--- EXCERPT ---
Install dependencies if needed:

pip install opencv-python numpy matplotlib

1. Color Spaces

A color space defines how pixel colors are numerically represented. Choosing the right color space for a given task can simplify downstream processing significantly.

1.1 RGB / BGR

Most libraries (PIL, matplotlib, scikit-image) use RGB ordering, but OpenCV defaults to BGR. This historical choice traces back to early OpenCV development when the BGR byte order was common in video capture hardware.

import cv2
import numpy as np
import matplotlib.pyplot as plt

# Load an image (returned in BGR order)
img_bgr = cv2.imread("robot_workspace.jpg")

# Convert BGR -> RGB for correct display with matplotlib
img_rgb = cv2.cvtColor(img_bgr, cv2.COLOR_BGR2RGB)

fig, axes = plt.subplots(1, 2, figsize=(10, 4))
axes[0].imshow(img_bgr)          # wrong colors — channels swapped
axes[0].set_title("Raw BGR (displayed as RGB)")
axes[1].imshow(img_rgb)          # correct colors
axes[1].set_title("Converted RGB")
for ax in axes:
    ax.axis("off")
plt.tight_layout()
plt.show()

Common Pitfall

Forgetting the BGR→RGB conversion before calling plt.imshow() is the #1 beginner mistake in OpenCV + matplotlib workflows. The image will look blueish/reddish.

1.2 HSV / HSL

HSV (Hue, Saturation, Value) separates color (hue) from intensity (value), making it ideal for color-based segmentation—for example, detecting a colored ball or lane markings regardless of lighting.

Channel Range (OpenCV) Meaning
H (Hue) 0–179 Color angle on the wheel
S (Saturation) 0–255 Color purity
V (Value) 0–255 Brightness

Interactive HSV Trackbar Demo

import cv2
import numpy as np

def nothing(x):
    pass

img = cv2.imread("robot_workspace.jpg")
hsv = cv2.cvtColor(img, cv2.COLOR_BGR2HSV)

cv2.namedWindow("Trackbars")
cv2.createTrackbar("L-H", "Trackbars", 0, 179, nothing)
cv2.createTrackbar("L-S", "Trackbars", 0, 255, nothing)
cv2.createTrackbar("L-V", "Trackbars", 0, 255, nothing)
cv2.createTrackbar("U-H", "Trackbars", 179, 179, nothing)
cv2.createTrackbar("U-S", "Trackbars", 255, 255, nothing)
cv2.createTrackbar("U-V", "Trackbars", 255, 255, nothing)

while True:
    l_h = cv2.getTrackbarPos("L-H", "Trackbars")
    l_s = cv2.getTrackbarPos("L-S", "Trackbars")
    l_v = cv2.getTrackbarPos("L-V", "Trackbars")
    u_h = cv2.getTrackbarPos("U-H", "Trackbars")
    u_s = cv2.getTrackbarPos("U-S", "Trackbars")
    u_v = cv2.getTrackbarPos("U-V", "Trackbars")

    lower = np.array([l_h, l_s, l_v])
    upper = np.array([u_h, u_s, u_v])
---
• WRITTEN TASKS:
1/ In the OpenCV color space tutorial, explain why OpenCV uses BGR channel ordering by default.
2/ In the OpenCV color space tutorial, rework the passage between "HSV (Hue, Saturation, Value)" and "regardless of lighting.", inclusive, so that "lane markings" is replaced by "road signs".
3/ Write what follows the last line of the OpenCV color space tutorial.
--- DATASET RECORDS ---
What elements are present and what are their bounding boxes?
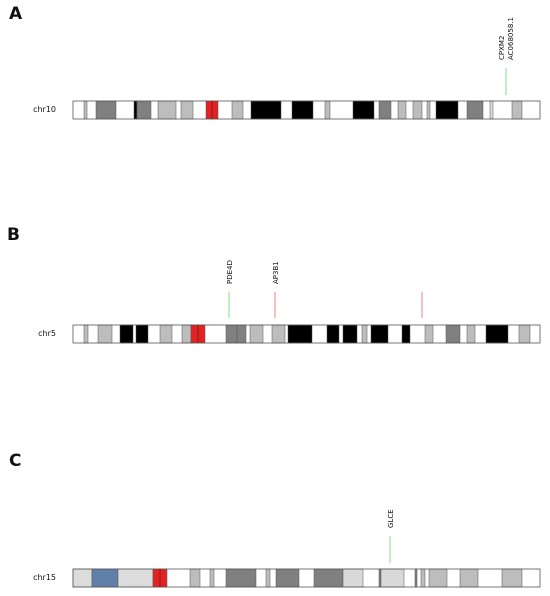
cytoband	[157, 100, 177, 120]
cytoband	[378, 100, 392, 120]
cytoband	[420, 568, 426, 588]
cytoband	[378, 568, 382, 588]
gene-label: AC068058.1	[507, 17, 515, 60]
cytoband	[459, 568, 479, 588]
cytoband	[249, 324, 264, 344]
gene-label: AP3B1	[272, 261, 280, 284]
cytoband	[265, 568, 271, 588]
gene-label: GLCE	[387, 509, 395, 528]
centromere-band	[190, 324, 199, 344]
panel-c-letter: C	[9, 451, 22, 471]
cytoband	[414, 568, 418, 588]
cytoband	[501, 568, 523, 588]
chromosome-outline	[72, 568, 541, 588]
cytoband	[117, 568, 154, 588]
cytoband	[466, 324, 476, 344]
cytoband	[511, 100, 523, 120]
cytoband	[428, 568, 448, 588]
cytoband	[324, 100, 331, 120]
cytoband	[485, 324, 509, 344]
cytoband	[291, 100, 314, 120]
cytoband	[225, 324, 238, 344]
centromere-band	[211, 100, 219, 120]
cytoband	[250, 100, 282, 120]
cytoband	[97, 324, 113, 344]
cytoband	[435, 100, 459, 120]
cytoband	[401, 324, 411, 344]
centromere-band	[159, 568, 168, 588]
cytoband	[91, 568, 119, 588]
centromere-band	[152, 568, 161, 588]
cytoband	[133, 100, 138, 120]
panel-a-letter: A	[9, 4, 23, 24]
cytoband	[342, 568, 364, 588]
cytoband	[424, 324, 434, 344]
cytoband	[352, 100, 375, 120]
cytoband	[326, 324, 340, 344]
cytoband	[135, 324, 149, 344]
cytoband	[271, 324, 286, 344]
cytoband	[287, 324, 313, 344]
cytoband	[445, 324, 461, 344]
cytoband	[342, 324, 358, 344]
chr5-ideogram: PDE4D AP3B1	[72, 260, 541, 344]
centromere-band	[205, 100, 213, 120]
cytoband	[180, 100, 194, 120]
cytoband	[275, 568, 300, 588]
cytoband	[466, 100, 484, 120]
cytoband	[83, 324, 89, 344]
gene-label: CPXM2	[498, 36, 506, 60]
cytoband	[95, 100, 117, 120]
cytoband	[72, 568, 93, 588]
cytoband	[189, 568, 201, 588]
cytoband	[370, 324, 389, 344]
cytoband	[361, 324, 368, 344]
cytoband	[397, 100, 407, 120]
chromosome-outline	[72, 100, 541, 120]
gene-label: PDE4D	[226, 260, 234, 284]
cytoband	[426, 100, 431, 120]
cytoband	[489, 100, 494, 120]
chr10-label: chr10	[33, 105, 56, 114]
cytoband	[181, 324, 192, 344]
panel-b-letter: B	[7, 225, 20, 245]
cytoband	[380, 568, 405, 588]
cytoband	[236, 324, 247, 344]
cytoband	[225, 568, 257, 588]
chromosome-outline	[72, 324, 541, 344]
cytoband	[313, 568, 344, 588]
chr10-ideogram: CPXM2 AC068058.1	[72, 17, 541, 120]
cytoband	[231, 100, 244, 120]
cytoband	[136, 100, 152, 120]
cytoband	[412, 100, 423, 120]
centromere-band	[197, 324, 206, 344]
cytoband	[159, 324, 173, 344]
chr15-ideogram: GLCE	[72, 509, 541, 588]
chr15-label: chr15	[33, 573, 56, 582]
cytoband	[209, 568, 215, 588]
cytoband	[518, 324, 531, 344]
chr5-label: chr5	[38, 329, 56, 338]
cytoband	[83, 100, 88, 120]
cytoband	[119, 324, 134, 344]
---
--- DATASET RECORDS ---
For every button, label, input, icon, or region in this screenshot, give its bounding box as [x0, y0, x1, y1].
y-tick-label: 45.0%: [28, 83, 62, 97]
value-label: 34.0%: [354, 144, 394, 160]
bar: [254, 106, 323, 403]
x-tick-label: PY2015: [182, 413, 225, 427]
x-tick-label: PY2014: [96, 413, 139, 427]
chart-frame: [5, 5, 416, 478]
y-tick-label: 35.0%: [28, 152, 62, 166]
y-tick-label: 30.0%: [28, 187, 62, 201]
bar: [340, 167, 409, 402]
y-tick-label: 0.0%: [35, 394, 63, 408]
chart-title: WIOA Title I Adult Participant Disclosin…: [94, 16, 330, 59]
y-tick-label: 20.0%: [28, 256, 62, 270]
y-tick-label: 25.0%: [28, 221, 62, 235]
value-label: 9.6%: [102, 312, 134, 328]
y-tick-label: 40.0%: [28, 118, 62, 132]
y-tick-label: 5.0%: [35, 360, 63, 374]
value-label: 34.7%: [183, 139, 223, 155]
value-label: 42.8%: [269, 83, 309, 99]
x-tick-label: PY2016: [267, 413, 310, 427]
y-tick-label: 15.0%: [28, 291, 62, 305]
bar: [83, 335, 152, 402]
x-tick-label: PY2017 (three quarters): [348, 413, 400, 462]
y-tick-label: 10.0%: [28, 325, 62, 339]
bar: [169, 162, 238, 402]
---
• ANSWERS BELOW:
1/ OpenCV's BGR default is a historical choice from its early development. At that time, the BGR byte order was common in video capture hardware.

2/
HSV (Hue, Saturation, Value) separates color (hue) from intensity (value), making it ideal for color-based segmentation—for example, detecting a colored ball or road signs regardless of lighting.

3/
    mask = cv2.inRange(hsv, lower, upper)
    result = cv2.bitwise_and(img, img, mask=mask)

    cv2.imshow("Original", img)
    cv2.imshow("Mask", mask)
    cv2.imshow("Result", result)

    if cv2.waitKey(1) & 0xFF == 27:  # ESC to quit
        break

cv2.destroyAllWindows()

Static HSV Color Detection Example

import cv2
import numpy as np
import matplotlib.pyplot as plt

img_bgr = cv2.imread("robot_workspace.jpg")
hsv = cv2.cvtColor(img_bgr, cv2.COLOR_BGR2HSV)

# Detect blue objects (typical range for blue in OpenCV HSV)
lower_blue = np.array([100, 50, 50])
upper_blue = np.array([130, 255, 255])
mask = cv2.inRange(hsv, lower_blue, upper_blue)
result = cv2.bitwise_and(img_bgr, img_bgr, mask=mask)

fig, axes = plt.subplots(1, 3, figsize=(12, 4))
axes[0].imshow(cv2.cvtColor(img_bgr, cv2.COLOR_BGR2RGB))
axes[0].set_title("Original")
axes[1].imshow(mask, cmap="gray")
axes[1].set_title("Blue Mask")
axes[2].imshow(cv2.cvtColor(result, cv2.COLOR_BGR2RGB))
axes[2].set_title("Detected Blue Regions")
for ax in axes:
    ax.axis("off")
plt.tight_layout()
plt.show()

1.3 Grayscale Conversion

Many algorithms (edge detection, template matching, feature extraction) operate on single-channel grayscale images. Converting to grayscale reduces data by 3× and simplifies computations.

import cv2
import matplotlib.pyplot as plt

img_bgr = cv2.imread("robot_workspace.jpg")
gray = cv2.cvtColor(img_bgr, cv2.COLOR_BGR2GRAY)

print(f"Original shape: {img_bgr.shape}")   # (H, W, 3)
print(f"Grayscale shape: {gray.shape}")     # (H, W)

fig, axes = plt.subplots(1, 2, figsize=(10, 4))
axes[0].imshow(cv2.cvtColor(img_bgr, cv2.COLOR_BGR2RGB))
axes[0].set_title("Color (RGB)")
axes[1].imshow(gray, cmap="gray")
axes[1].set_title("Grayscale")
for ax in axes:
    ax.axis("off")
plt.tight_layout()
plt.show()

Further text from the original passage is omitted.